> **WHAT THE EXERCISE ASKS**
Extract the lines that hold the string "tarvikkeet".

> **RECORDS FOR THE EXERCISE**
┌──

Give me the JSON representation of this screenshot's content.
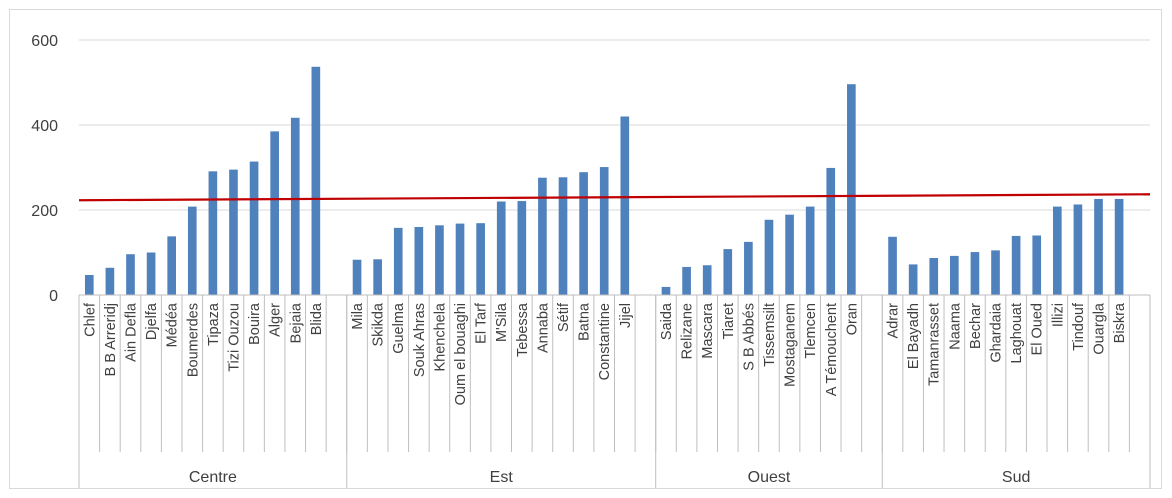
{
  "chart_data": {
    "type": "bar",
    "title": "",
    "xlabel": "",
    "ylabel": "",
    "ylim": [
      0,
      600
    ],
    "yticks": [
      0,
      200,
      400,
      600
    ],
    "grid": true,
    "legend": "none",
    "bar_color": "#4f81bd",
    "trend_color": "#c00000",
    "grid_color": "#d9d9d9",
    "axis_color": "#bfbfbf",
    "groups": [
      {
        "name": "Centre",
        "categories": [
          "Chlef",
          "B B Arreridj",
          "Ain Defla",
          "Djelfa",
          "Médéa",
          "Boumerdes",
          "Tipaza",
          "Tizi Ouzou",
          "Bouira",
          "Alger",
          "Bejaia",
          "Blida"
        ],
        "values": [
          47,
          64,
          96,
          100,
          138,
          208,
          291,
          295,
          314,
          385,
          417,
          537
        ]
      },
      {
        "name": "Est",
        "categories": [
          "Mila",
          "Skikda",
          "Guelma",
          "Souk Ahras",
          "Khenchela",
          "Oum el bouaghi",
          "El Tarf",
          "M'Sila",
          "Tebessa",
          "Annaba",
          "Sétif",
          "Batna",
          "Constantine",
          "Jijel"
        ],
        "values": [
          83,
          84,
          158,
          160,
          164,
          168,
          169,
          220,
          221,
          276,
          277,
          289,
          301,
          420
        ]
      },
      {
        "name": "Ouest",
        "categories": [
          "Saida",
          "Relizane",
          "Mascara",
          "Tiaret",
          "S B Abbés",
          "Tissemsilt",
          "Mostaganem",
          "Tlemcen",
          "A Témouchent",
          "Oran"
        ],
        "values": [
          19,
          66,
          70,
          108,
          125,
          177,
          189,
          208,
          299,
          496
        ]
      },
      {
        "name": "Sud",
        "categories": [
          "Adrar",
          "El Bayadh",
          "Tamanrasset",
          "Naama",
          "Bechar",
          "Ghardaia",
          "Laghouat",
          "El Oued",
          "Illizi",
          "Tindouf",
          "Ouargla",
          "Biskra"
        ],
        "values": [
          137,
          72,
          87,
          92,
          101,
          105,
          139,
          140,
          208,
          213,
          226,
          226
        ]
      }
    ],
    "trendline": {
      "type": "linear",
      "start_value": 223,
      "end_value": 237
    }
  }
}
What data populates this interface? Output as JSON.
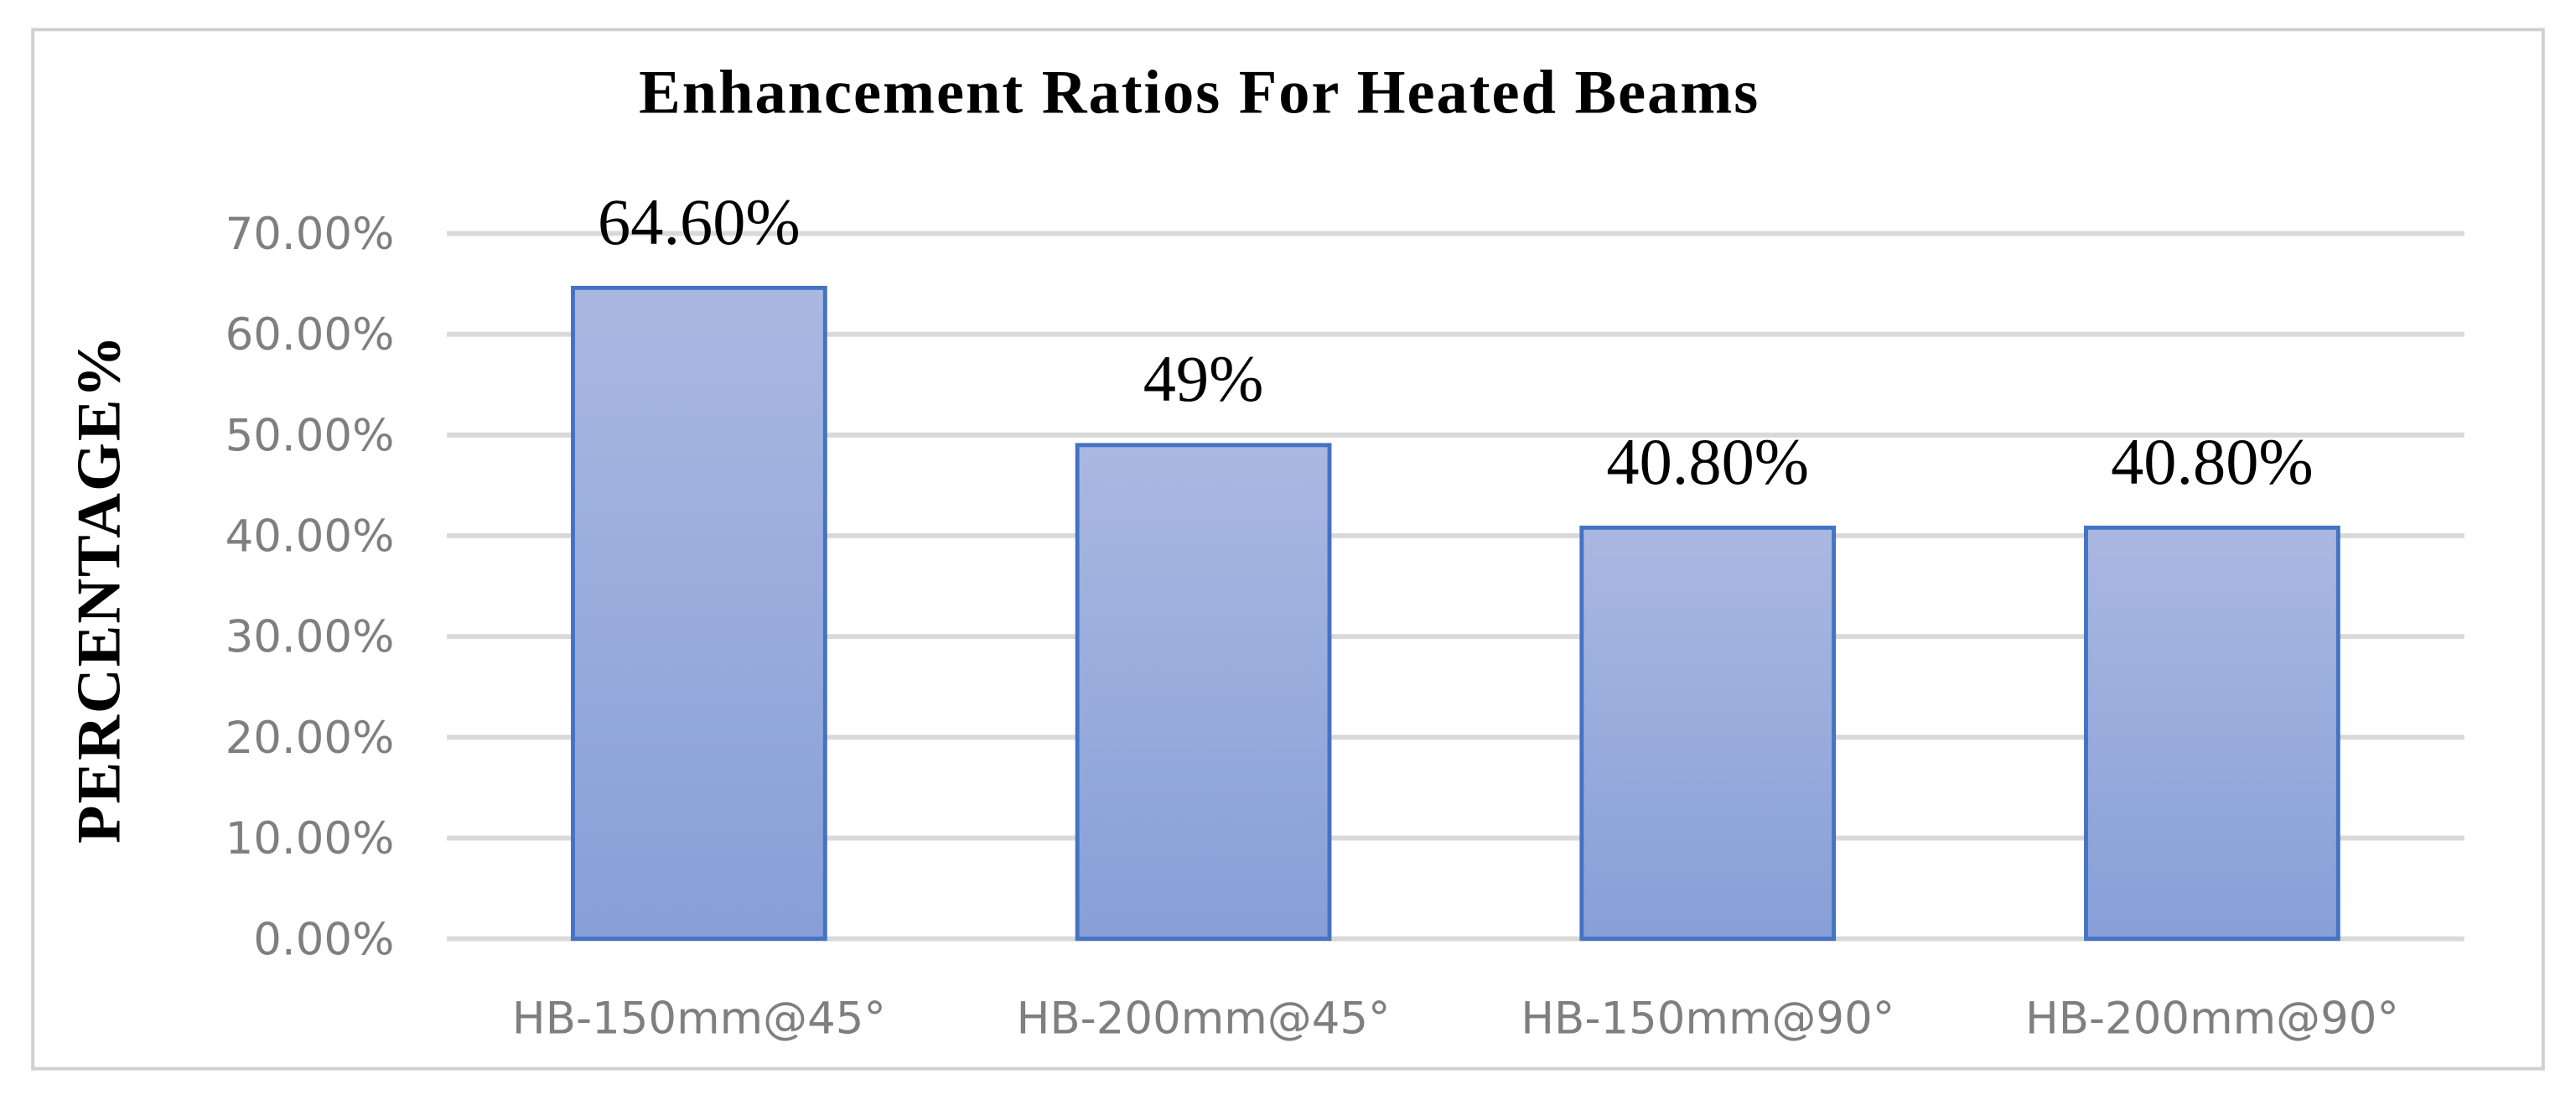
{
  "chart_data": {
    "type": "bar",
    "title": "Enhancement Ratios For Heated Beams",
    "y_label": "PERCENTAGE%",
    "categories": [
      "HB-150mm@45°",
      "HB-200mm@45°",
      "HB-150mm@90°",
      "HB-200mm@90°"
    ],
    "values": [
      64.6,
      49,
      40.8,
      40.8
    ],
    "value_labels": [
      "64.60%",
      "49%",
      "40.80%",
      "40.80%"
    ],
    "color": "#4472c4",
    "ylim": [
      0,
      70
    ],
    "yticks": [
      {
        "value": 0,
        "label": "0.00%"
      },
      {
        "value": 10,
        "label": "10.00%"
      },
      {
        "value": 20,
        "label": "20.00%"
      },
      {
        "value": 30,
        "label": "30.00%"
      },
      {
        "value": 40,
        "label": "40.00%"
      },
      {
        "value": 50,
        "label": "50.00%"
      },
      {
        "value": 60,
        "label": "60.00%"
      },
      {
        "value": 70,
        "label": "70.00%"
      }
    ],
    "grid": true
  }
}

└──
┌──

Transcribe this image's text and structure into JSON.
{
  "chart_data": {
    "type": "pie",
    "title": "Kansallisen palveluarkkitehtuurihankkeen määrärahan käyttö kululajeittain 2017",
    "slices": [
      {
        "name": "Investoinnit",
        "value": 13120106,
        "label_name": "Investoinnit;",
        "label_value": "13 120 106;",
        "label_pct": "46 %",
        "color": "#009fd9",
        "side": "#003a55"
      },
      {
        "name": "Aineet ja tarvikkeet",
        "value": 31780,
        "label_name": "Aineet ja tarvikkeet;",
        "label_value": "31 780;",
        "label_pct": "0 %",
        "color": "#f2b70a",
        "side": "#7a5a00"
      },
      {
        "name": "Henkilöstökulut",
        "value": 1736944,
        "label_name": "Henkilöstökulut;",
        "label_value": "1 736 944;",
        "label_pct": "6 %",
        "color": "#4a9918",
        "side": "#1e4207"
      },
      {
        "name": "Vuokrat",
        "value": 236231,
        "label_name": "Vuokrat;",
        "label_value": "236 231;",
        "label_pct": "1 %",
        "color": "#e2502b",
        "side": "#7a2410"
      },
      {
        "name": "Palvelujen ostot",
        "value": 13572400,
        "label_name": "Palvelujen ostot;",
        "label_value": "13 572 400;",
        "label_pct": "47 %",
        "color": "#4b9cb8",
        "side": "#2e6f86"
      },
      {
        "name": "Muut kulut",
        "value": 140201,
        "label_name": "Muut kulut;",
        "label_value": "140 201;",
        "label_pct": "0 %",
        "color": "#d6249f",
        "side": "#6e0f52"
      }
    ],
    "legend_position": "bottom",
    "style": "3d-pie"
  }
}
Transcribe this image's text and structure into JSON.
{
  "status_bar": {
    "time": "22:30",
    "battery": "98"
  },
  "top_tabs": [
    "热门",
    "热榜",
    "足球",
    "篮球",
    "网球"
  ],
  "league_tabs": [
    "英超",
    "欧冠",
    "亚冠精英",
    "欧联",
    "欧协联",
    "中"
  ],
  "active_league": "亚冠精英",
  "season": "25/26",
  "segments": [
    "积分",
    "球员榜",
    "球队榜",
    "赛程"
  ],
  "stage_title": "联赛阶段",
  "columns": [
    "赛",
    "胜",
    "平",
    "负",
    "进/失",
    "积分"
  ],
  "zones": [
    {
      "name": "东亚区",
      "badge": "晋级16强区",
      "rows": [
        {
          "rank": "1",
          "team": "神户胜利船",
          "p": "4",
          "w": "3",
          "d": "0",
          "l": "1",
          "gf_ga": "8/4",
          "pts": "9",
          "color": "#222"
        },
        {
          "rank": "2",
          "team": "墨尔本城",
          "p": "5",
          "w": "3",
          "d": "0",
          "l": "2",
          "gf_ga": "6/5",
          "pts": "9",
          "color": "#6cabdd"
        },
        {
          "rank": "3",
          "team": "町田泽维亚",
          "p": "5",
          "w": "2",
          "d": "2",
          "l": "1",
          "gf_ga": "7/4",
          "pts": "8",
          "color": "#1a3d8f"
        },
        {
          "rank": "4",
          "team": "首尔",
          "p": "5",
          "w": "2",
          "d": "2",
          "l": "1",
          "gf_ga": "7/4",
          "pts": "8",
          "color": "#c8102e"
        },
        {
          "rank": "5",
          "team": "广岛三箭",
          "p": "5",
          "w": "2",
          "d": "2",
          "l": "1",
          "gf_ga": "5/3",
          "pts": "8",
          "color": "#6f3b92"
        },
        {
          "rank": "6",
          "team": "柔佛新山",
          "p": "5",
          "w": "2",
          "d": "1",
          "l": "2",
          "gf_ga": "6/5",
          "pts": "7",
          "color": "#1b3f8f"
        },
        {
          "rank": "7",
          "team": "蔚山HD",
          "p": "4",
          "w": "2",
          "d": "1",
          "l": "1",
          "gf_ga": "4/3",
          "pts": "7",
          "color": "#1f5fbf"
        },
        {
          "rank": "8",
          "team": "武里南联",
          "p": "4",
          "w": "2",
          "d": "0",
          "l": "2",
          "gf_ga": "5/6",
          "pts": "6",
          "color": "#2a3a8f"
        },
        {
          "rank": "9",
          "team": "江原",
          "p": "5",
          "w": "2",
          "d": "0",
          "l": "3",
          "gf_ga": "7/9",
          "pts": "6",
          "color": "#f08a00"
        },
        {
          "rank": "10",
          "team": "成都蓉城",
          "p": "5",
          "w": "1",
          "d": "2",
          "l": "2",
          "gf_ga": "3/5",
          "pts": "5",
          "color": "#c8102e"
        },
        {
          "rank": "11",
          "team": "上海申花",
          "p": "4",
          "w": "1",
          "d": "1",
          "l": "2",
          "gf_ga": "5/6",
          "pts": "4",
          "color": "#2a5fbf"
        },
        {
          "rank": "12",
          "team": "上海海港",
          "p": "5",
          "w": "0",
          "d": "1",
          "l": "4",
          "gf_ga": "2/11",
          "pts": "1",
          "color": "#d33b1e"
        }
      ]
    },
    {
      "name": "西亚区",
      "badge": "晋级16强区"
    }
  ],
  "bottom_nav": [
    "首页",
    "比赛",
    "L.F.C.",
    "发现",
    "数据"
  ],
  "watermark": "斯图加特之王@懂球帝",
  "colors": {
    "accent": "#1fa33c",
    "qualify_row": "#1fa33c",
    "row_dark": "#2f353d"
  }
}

└──

> **WRITTEN ANSWER**
        "name": "Aineet ja tarvikkeet",
        "label_name": "Aineet ja tarvikkeet;",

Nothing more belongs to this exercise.